== PROMPT ==
In the text about cars parked in Knightsbridge and Kensington, how much are the parking tickets?

== SUPPLIED TEXT ==
━━━━━━━━

The Filth-O-Graph, no longer having any writers, these days runs lots of pictures of cars and there is a feature, today, showing all manner of vulgar, expensive vehicles,
parked all over Knightsbridge and Kensington with parking tickets on them;
the owners are mainly Saudi filth,
summer holidaying in London,
home of child vice and money laundering.
Sheikh bin LadyFlogger, it seems, and his stone-age manners, is annoying those few remaining Brits who live in the area, the ones who recently voted Albino.
Vote for me,
and I'll give you a good seeing-to.
Boris, of course, is their part-time mayor, part-time MP and full-time Filth-O-Graph columnist and cannot be expected to concern himself with the Metropolis being overrun by Arab criminals driving shockingly gaudy Rolls Royces.
These parking tickets, however, are in the amount of a hundred and thirty pounds - a sum which, to the funders of 9/11, of the Bush family, of al Quaida, of the Jonathan Aitken Spanking Company, of British Aerospace, of Queen Brenda's Nags and now of the ISIL HeadChopping Brigade, is utterly meaningless.

━━━━━━━━

== DATA TO EXAMINE ==
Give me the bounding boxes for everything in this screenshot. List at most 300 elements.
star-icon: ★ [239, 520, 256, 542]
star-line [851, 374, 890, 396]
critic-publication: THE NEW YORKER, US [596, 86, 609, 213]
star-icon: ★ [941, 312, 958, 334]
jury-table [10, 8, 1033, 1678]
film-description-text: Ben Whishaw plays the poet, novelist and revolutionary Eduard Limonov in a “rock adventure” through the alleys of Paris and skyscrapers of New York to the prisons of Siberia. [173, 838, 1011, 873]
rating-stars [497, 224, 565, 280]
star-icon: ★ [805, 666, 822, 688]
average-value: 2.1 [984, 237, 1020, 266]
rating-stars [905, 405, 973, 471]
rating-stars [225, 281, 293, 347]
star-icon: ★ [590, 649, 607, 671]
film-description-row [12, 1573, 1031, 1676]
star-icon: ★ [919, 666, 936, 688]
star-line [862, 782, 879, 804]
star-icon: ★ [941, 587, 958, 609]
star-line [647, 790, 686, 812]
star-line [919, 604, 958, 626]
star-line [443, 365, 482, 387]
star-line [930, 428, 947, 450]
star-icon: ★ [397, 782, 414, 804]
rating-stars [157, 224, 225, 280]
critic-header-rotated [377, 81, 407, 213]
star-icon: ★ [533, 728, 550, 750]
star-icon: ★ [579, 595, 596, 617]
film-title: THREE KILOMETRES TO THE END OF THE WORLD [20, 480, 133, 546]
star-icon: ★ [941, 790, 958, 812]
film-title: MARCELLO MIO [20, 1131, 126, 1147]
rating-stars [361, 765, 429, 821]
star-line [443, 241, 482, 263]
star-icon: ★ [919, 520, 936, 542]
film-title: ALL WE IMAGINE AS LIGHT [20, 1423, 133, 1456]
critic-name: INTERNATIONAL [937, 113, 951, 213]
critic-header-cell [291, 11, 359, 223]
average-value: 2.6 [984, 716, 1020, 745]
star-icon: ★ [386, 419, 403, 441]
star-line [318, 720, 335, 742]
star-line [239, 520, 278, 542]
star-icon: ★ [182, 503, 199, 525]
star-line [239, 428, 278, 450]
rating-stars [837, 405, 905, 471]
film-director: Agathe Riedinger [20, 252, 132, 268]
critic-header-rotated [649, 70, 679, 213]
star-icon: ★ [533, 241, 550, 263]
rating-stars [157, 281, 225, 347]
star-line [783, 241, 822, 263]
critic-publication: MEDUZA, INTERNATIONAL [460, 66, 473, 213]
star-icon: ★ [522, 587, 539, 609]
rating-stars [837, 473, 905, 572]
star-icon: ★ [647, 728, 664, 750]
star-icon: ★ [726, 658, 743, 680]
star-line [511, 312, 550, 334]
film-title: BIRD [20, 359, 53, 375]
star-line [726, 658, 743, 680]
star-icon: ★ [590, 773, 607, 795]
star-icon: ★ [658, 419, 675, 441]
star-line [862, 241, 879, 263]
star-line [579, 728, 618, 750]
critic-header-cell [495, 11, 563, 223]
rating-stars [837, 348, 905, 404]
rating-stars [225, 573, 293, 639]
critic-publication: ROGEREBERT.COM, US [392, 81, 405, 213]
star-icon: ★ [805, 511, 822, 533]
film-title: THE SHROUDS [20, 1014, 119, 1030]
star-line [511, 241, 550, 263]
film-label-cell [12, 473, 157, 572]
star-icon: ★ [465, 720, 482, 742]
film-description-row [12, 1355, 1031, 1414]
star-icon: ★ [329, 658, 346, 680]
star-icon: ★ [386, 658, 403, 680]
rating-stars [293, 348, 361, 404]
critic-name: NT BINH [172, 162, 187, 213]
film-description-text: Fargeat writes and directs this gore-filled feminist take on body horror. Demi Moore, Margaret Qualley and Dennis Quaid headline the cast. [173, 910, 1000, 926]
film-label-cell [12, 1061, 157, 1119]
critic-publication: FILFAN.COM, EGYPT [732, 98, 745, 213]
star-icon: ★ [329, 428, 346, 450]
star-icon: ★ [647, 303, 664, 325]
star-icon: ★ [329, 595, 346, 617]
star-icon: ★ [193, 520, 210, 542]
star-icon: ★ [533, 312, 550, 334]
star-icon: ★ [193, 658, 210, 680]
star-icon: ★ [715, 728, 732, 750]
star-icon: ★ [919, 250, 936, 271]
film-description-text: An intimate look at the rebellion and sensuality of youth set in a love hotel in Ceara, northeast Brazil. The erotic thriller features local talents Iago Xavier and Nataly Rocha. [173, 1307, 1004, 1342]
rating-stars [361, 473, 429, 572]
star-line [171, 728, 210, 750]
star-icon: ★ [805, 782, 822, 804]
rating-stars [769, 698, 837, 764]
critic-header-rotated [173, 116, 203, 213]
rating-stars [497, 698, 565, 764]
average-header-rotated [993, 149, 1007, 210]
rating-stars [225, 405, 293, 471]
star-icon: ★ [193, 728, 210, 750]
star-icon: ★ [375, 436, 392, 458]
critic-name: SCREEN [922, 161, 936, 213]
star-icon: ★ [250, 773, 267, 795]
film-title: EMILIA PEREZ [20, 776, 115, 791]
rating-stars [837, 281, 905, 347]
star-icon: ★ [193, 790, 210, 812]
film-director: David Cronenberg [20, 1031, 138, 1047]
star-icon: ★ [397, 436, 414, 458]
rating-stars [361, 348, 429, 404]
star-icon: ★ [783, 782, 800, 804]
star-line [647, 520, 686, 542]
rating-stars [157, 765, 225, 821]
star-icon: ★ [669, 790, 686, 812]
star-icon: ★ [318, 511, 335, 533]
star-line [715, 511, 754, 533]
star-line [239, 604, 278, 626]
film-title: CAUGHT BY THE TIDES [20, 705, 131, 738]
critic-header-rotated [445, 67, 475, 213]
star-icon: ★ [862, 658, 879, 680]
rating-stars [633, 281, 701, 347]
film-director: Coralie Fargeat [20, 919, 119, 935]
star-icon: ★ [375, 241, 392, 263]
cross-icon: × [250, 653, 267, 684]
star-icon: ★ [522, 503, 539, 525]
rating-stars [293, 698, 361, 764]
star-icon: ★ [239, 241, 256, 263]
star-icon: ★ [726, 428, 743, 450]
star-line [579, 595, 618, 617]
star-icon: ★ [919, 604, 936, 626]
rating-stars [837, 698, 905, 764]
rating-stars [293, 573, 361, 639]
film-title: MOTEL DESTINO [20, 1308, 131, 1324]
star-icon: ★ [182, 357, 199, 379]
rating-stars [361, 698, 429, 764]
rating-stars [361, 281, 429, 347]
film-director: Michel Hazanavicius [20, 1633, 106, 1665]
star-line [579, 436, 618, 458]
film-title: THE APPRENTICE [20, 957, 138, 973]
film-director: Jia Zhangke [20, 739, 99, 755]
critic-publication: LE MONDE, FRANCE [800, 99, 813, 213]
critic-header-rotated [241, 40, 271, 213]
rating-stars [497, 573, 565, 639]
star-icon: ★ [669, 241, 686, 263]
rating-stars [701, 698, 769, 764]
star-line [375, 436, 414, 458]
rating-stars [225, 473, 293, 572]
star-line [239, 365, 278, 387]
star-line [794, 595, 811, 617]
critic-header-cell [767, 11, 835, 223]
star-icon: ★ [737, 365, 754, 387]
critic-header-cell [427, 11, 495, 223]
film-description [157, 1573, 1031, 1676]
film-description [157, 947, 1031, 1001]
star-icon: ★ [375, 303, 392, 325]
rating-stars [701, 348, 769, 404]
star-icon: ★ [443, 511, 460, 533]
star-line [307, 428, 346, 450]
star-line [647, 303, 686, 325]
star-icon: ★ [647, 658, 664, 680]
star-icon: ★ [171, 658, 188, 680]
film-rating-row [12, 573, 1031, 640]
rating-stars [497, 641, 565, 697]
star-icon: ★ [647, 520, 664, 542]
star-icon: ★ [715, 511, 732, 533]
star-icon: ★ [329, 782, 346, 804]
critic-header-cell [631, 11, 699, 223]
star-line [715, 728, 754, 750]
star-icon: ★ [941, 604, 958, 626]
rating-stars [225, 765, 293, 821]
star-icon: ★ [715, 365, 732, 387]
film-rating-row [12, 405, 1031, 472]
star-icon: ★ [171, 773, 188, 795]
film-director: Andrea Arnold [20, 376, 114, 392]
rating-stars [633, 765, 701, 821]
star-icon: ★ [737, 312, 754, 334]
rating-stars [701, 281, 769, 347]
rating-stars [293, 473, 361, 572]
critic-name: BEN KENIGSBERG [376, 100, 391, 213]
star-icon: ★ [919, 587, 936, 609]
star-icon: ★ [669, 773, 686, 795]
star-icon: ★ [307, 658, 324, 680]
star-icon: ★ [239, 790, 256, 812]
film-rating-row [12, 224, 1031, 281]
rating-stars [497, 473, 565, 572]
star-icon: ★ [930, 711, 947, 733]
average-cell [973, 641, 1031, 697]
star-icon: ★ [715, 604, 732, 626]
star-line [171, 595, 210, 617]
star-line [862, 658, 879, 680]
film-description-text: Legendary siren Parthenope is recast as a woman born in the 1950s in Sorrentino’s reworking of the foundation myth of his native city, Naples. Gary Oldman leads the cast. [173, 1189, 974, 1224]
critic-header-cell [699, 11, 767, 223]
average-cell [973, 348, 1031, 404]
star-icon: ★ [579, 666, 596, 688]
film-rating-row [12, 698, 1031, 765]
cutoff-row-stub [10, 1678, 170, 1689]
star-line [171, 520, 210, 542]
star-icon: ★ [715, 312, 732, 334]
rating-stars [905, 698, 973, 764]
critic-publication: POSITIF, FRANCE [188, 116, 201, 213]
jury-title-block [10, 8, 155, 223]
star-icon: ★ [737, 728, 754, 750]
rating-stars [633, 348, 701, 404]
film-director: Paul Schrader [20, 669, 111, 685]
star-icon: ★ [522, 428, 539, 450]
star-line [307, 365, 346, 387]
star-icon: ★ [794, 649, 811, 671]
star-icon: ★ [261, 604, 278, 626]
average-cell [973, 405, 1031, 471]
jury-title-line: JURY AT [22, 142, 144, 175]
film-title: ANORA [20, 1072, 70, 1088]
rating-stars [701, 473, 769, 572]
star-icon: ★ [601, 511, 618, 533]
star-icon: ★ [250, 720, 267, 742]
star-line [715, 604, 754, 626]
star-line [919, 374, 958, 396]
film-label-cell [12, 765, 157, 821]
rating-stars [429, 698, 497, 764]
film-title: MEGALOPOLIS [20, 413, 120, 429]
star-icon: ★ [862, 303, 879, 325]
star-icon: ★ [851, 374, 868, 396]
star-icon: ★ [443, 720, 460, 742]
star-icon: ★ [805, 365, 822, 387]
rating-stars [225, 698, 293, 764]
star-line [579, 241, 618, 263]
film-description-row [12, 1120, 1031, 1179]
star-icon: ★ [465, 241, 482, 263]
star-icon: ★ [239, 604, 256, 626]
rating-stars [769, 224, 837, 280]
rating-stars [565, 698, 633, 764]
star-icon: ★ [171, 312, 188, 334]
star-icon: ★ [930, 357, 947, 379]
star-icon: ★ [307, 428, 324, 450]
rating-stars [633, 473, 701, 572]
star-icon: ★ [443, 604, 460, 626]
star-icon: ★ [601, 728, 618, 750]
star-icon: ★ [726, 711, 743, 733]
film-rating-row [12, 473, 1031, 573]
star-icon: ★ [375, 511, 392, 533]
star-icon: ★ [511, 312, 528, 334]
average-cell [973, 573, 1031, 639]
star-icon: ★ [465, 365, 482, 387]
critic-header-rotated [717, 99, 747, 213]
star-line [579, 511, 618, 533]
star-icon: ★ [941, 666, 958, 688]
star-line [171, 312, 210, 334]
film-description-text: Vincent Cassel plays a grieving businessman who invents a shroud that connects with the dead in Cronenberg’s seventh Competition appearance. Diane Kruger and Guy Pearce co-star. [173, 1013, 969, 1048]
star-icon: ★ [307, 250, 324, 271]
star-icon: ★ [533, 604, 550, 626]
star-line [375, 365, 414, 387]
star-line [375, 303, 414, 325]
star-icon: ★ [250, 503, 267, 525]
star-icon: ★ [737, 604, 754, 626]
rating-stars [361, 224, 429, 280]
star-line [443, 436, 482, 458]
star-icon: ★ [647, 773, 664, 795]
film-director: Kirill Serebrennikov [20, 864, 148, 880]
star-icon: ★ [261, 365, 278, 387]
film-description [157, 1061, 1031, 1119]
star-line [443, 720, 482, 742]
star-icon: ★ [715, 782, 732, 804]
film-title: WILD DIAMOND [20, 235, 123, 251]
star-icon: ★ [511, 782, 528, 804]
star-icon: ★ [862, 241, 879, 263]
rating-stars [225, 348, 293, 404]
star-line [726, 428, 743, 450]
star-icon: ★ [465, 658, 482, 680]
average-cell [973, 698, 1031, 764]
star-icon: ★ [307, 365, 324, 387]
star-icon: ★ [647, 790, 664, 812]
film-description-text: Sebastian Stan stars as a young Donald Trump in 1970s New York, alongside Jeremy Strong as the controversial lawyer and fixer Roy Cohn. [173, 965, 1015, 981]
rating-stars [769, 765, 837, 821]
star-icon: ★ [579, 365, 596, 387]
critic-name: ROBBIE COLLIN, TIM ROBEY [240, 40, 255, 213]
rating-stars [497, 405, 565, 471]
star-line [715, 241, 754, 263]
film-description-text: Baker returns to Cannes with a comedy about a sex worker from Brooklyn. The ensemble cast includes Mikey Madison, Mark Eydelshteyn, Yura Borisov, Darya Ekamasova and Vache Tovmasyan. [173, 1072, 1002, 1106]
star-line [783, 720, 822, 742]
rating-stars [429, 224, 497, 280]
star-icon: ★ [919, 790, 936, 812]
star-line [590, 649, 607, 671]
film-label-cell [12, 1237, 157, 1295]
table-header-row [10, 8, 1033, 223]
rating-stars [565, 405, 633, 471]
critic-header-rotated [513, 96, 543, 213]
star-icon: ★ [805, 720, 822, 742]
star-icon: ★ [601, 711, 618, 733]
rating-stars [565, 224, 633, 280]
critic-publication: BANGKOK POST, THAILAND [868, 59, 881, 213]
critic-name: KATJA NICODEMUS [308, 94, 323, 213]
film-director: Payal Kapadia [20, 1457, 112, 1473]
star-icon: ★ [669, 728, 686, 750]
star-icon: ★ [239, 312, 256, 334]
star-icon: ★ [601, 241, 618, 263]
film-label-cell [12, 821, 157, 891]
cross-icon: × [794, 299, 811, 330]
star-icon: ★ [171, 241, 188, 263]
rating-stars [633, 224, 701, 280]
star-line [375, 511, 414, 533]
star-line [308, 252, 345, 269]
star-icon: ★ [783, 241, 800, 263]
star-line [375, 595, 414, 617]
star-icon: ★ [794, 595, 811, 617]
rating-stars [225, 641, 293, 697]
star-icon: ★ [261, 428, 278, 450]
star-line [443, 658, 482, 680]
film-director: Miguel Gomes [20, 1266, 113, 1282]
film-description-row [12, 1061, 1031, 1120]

━━━━━━━━

== FINAL ANSWER ==
A hundred and thirty pounds.